Directive:
Each line of the listing that contains the word "activity" is to be copied.

Material:
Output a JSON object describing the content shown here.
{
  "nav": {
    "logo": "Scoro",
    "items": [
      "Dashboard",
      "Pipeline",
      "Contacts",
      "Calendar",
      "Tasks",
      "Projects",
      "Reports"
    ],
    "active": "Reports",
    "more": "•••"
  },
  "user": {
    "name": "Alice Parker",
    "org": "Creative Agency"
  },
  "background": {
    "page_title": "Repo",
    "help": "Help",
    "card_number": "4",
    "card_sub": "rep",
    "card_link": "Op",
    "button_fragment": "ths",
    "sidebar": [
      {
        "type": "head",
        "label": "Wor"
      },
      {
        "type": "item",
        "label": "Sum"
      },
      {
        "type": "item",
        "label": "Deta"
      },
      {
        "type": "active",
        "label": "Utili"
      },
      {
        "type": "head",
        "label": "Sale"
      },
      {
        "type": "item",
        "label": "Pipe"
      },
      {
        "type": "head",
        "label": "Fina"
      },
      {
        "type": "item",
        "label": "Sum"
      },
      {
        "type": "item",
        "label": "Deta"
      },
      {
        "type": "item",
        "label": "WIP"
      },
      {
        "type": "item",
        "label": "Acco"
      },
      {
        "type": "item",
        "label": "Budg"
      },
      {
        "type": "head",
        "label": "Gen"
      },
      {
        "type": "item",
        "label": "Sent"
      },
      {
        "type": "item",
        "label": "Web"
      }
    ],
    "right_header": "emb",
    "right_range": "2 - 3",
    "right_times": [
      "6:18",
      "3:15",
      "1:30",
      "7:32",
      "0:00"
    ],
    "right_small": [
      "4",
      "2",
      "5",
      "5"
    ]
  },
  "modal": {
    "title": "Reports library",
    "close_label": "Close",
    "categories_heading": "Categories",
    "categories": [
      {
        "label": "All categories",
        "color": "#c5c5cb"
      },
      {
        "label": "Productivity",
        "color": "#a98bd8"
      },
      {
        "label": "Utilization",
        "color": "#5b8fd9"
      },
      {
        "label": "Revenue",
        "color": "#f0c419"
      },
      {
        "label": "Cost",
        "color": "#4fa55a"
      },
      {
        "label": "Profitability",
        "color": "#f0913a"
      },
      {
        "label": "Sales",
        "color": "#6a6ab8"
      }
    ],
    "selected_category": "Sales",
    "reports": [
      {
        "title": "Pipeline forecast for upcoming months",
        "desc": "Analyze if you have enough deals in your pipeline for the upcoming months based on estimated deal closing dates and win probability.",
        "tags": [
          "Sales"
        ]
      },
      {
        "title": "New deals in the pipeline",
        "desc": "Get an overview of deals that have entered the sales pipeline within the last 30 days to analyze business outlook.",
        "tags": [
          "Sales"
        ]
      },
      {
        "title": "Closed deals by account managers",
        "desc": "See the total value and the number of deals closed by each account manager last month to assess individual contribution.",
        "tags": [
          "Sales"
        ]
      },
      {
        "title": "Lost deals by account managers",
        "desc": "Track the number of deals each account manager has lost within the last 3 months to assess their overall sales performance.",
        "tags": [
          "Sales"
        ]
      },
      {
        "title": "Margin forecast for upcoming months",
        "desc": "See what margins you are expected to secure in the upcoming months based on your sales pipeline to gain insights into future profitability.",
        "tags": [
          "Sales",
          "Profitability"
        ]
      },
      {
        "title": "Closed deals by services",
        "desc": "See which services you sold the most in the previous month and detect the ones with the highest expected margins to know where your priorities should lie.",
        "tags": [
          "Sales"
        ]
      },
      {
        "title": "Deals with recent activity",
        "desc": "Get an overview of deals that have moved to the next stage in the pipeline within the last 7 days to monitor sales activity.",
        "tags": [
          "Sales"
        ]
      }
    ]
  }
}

--

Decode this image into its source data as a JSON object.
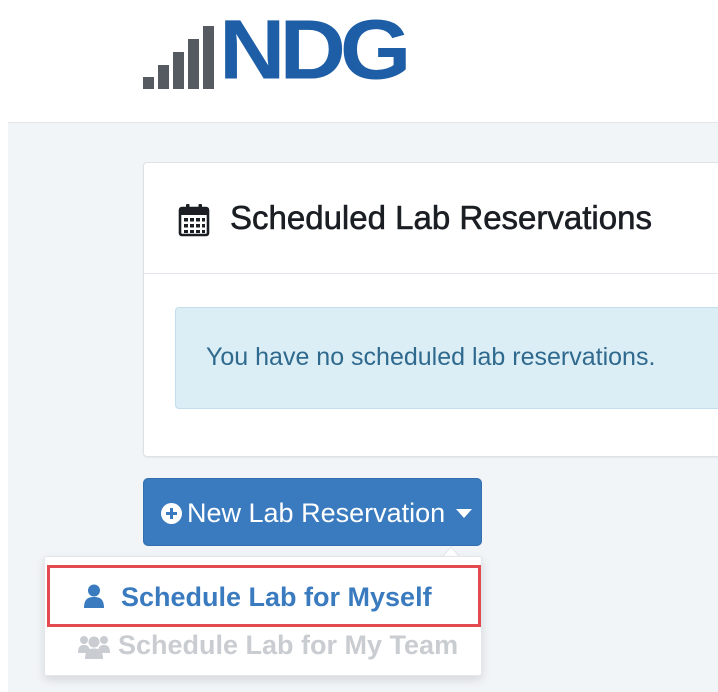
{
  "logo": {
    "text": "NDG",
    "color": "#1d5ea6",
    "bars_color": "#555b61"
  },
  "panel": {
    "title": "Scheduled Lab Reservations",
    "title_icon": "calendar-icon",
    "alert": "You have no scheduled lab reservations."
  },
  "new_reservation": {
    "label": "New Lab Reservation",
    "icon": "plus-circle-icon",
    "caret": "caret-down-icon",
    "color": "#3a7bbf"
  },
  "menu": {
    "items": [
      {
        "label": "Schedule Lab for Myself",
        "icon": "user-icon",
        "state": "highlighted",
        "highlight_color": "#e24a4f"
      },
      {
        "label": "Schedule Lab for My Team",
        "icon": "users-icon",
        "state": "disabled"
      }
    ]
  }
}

* * *

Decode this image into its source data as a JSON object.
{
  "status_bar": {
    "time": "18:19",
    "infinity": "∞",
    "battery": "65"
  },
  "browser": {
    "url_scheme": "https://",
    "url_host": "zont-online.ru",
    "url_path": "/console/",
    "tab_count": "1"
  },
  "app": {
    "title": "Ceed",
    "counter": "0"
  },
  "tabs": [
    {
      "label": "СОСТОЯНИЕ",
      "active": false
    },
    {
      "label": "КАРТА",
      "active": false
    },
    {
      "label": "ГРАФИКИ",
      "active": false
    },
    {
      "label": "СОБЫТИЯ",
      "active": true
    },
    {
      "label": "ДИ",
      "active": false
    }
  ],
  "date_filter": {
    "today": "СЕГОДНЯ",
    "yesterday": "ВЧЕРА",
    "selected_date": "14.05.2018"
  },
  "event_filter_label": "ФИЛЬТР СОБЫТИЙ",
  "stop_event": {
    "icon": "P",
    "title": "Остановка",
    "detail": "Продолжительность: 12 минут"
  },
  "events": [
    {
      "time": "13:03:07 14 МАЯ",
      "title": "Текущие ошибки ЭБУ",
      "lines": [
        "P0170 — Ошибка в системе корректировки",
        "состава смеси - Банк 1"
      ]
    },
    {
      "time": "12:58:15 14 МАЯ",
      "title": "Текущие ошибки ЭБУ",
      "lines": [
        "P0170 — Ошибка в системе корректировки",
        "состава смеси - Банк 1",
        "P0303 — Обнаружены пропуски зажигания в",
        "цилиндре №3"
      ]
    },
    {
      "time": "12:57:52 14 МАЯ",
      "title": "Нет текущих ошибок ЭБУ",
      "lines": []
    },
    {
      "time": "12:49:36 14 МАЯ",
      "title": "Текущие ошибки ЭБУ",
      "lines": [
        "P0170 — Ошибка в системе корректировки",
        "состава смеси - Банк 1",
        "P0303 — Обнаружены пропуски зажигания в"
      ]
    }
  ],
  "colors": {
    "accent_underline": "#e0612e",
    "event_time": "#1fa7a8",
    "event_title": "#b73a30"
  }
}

Exercise answer:
        "title": "Deals with recent activity",
        "desc": "Get an overview of deals that have moved to the next stage in the pipeline within the last 7 days to monitor sales activity.",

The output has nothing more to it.